→ WORK TO COMPLETE: Please set down all the lines beneath this one exactly, without the pictures.

## start

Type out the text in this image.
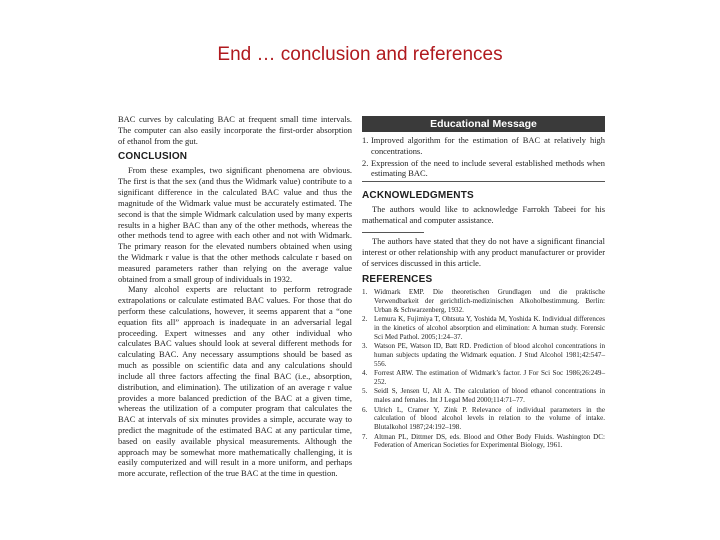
End … conclusion and references

BAC curves by calculating BAC at frequent small time intervals. The computer can also easily incorporate the first-order absorption of ethanol from the gut.

CONCLUSION

From these examples, two significant phenomena are obvious. The first is that the sex (and thus the Widmark value) contribute to a significant difference in the calculated BAC value and thus the magnitude of the Widmark value must be accurately estimated. The second is that the simple Widmark calculation used by many experts results in a higher BAC than any of the other methods, whereas the other methods tend to agree with each other and not with Widmark. The primary reason for the elevated numbers obtained when using the Widmark r value is that the other methods calculate r based on measured parameters rather than relying on the average value obtained from a small group of individuals in 1932.

Many alcohol experts are reluctant to perform retrograde extrapolations or calculate estimated BAC values. For those that do perform these calculations, however, it seems apparent that a “one equation fits all” approach is inadequate in an adversarial legal proceeding. Expert witnesses and any other individual who calculates BAC values should look at several different methods for calculating BAC. Any necessary assumptions should be based as much as possible on scientific data and any calculations should include all three factors affecting the final BAC (i.e., absorption, distribution, and elimination). The utilization of an average r value provides a more balanced prediction of the BAC at a given time, whereas the utilization of a computer program that calculates the BAC at intervals of six minutes provides a simple, accurate way to predict the magnitude of the estimated BAC at any particular time, based on easily available physical measurements. Although the approach may be somewhat more mathematically challenging, it is easily computerized and will result in a more uniform, and perhaps more accurate, reflection of the true BAC at the time in question.

Educational Message
1. Improved algorithm for the estimation of BAC at relatively high concentrations.
2. Expression of the need to include several established methods when estimating BAC.
ACKNOWLEDGMENTS

The authors would like to acknowledge Farrokh Tabeei for his mathematical and computer assistance.

The authors have stated that they do not have a significant financial interest or other relationship with any product manufacturer or provider of services discussed in this article.

REFERENCES
1. Widmark EMP. Die theoretischen Grundlagen und die praktische Verwendbarkeit der gerichtlich-medizinischen Alkoholbestimmung. Berlin: Urban & Schwarzenberg, 1932.
2. Lemura K, Fujimiya T, Ohtsuta Y, Yoshida M, Yoshida K. Individual differences in the kinetics of alcohol absorption and elimination: A human study. Forensic Sci Med Pathol. 2005;1:24–37.
3. Watson PE, Watson ID, Batt RD. Prediction of blood alcohol concentrations in human subjects updating the Widmark equation. J Stud Alcohol 1981;42:547–556.
4. Forrest ARW. The estimation of Widmark’s factor. J For Sci Soc 1986;26:249–252.
5. Seidl S, Jensen U, Alt A. The calculation of blood ethanol concentrations in males and females. Int J Legal Med 2000;114:71–77.
6. Ulrich L, Cramer Y, Zink P. Relevance of individual parameters in the calculation of blood alcohol levels in relation to the volume of intake. Blutalkohol 1987;24:192–198.
7. Altman PL, Dittmer DS, eds. Blood and Other Body Fluids. Washington DC: Federation of American Societies for Experimental Biology, 1961.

## end

→ REPLY TO THE TASK:
Type out the text in this image.
End … conclusion and references

BAC curves by calculating BAC at frequent small time intervals. The computer can also easily incorporate the first-order absorption of ethanol from the gut.

CONCLUSION

From these examples, two significant phenomena are obvious. The first is that the sex (and thus the Widmark value) contribute to a significant difference in the calculated BAC value and thus the magnitude of the Widmark value must be accurately estimated. The second is that the simple Widmark calculation used by many experts results in a higher BAC than any of the other methods, whereas the other methods tend to agree with each other and not with Widmark. The primary reason for the elevated numbers obtained when using the Widmark r value is that the other methods calculate r based on measured parameters rather than relying on the average value obtained from a small group of individuals in 1932.

Many alcohol experts are reluctant to perform retrograde extrapolations or calculate estimated BAC values. For those that do perform these calculations, however, it seems apparent that a “one equation fits all” approach is inadequate in an adversarial legal proceeding. Expert witnesses and any other individual who calculates BAC values should look at several different methods for calculating BAC. Any necessary assumptions should be based as much as possible on scientific data and any calculations should include all three factors affecting the final BAC (i.e., absorption, distribution, and elimination). The utilization of an average r value provides a more balanced prediction of the BAC at a given time, whereas the utilization of a computer program that calculates the BAC at intervals of six minutes provides a simple, accurate way to predict the magnitude of the estimated BAC at any particular time, based on easily available physical measurements. Although the approach may be somewhat more mathematically challenging, it is easily computerized and will result in a more uniform, and perhaps more accurate, reflection of the true BAC at the time in question.

Educational Message
1. Improved algorithm for the estimation of BAC at relatively high concentrations.
2. Expression of the need to include several established methods when estimating BAC.
ACKNOWLEDGMENTS

The authors would like to acknowledge Farrokh Tabeei for his mathematical and computer assistance.

The authors have stated that they do not have a significant financial interest or other relationship with any product manufacturer or provider of services discussed in this article.

REFERENCES
1. Widmark EMP. Die theoretischen Grundlagen und die praktische Verwendbarkeit der gerichtlich-medizinischen Alkoholbestimmung. Berlin: Urban & Schwarzenberg, 1932.
2. Lemura K, Fujimiya T, Ohtsuta Y, Yoshida M, Yoshida K. Individual differences in the kinetics of alcohol absorption and elimination: A human study. Forensic Sci Med Pathol. 2005;1:24–37.
3. Watson PE, Watson ID, Batt RD. Prediction of blood alcohol concentrations in human subjects updating the Widmark equation. J Stud Alcohol 1981;42:547–556.
4. Forrest ARW. The estimation of Widmark’s factor. J For Sci Soc 1986;26:249–252.
5. Seidl S, Jensen U, Alt A. The calculation of blood ethanol concentrations in males and females. Int J Legal Med 2000;114:71–77.
6. Ulrich L, Cramer Y, Zink P. Relevance of individual parameters in the calculation of blood alcohol levels in relation to the volume of intake. Blutalkohol 1987;24:192–198.
7. Altman PL, Dittmer DS, eds. Blood and Other Body Fluids. Washington DC: Federation of American Societies for Experimental Biology, 1961.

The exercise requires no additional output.